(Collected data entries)
========

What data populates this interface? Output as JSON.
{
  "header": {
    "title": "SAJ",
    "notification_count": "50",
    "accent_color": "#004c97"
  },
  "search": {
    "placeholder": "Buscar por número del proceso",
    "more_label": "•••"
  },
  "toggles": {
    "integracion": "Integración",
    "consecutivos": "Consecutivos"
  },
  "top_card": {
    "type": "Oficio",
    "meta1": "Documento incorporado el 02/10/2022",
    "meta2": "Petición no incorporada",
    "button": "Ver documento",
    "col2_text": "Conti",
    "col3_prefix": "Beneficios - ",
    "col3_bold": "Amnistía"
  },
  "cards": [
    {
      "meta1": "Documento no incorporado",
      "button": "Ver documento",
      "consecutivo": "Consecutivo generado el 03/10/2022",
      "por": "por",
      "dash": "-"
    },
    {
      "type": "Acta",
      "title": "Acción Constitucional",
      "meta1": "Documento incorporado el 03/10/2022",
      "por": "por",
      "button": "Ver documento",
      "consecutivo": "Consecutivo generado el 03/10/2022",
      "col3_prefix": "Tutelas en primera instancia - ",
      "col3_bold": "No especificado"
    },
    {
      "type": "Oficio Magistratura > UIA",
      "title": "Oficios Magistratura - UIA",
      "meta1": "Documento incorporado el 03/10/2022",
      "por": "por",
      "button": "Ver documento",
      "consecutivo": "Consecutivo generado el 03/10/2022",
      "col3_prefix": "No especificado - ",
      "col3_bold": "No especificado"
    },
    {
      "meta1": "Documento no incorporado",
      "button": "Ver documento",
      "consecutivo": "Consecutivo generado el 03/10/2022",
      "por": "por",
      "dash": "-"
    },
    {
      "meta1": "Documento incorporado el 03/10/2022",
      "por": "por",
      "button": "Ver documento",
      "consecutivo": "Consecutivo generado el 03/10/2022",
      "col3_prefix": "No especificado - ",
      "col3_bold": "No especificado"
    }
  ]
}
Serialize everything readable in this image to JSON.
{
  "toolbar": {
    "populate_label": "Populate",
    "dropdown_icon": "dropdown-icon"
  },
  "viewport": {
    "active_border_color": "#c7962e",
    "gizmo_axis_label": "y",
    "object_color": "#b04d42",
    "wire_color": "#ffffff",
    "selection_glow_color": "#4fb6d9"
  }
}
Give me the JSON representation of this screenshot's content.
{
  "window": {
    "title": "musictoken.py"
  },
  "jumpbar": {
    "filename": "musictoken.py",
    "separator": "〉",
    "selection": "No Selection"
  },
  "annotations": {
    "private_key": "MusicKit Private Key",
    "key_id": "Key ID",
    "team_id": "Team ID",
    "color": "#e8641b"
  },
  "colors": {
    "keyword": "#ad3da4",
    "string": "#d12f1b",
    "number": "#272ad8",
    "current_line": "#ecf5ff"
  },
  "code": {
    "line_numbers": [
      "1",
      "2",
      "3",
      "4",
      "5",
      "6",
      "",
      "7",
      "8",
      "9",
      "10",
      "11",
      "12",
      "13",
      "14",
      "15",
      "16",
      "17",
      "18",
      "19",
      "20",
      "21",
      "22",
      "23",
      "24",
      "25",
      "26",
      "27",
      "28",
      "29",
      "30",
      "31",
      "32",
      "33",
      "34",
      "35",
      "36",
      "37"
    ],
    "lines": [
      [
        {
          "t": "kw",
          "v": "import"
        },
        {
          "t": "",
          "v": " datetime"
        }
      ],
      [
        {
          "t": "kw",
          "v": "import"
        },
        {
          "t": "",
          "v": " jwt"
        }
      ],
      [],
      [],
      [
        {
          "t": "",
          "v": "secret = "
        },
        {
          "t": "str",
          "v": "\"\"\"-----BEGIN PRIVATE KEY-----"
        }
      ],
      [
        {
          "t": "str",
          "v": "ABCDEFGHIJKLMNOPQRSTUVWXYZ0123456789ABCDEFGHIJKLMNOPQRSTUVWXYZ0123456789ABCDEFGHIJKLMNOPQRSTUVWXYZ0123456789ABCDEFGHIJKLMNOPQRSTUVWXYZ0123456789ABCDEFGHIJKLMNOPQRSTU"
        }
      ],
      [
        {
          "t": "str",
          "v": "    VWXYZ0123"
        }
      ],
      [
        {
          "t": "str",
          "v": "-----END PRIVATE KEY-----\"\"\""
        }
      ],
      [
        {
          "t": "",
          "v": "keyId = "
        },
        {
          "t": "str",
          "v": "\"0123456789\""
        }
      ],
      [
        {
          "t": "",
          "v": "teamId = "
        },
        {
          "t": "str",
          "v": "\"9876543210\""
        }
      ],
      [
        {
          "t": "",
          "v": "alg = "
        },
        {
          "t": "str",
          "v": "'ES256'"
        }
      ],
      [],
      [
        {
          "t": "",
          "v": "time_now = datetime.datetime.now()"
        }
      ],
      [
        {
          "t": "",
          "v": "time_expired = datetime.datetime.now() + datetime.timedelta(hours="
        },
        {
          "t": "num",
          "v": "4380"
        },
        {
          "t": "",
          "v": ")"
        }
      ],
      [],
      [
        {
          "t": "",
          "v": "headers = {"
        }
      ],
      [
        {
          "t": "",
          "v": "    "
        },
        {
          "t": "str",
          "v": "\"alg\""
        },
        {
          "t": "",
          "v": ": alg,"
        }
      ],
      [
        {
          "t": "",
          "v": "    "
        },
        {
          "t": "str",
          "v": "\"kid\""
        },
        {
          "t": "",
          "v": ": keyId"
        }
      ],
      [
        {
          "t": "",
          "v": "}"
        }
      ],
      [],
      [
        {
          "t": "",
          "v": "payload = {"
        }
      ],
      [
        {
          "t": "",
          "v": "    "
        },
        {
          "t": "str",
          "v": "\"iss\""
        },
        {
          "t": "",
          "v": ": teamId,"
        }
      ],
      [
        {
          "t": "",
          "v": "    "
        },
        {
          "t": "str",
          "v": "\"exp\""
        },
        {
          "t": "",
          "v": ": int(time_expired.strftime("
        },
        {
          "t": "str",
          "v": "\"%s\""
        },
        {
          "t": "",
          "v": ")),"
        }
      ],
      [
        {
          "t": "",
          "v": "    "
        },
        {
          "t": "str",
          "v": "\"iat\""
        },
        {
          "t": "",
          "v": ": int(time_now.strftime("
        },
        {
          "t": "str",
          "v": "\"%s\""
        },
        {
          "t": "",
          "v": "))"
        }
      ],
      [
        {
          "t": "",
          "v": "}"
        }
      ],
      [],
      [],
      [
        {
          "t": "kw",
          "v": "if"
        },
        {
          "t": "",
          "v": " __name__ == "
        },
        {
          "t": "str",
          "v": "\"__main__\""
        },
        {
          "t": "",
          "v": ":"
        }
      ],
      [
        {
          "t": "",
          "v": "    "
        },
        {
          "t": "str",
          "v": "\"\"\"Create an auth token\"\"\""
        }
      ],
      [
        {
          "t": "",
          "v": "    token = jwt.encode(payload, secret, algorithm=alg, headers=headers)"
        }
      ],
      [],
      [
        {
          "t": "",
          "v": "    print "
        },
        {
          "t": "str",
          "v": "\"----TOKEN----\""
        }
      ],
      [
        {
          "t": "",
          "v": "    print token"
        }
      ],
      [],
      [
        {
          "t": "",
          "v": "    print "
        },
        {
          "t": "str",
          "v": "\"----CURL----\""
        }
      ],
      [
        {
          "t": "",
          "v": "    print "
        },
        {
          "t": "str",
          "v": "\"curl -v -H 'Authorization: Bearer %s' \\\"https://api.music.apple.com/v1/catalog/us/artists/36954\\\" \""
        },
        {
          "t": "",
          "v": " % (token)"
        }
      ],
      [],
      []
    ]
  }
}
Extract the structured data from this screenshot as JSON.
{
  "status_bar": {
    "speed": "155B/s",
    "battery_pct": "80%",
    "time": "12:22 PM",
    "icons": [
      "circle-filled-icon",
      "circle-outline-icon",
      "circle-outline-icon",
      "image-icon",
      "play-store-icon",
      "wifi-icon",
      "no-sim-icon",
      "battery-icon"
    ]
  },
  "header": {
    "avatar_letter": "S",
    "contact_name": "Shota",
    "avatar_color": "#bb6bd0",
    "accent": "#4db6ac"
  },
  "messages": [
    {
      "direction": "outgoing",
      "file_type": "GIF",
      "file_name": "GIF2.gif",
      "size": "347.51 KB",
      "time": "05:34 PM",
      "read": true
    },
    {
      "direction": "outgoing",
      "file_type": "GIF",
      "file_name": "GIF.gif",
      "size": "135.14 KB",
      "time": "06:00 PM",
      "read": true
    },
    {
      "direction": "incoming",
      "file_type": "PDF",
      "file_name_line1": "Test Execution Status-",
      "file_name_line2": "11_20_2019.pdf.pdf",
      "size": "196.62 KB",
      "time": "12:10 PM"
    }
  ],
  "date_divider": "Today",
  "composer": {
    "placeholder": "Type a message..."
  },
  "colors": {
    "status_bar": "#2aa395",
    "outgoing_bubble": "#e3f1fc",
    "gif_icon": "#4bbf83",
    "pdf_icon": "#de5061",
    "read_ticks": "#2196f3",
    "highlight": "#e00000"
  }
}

========

TASK REQUIREMENTS: Which lines in the listing above hold the word "datetime"? Show each of them.

COMPLETE OUTPUT:
          "v": " datetime"
          "v": "time_now = datetime.datetime.now()"
          "v": "time_expired = datetime.datetime.now() + datetime.timedelta(hours="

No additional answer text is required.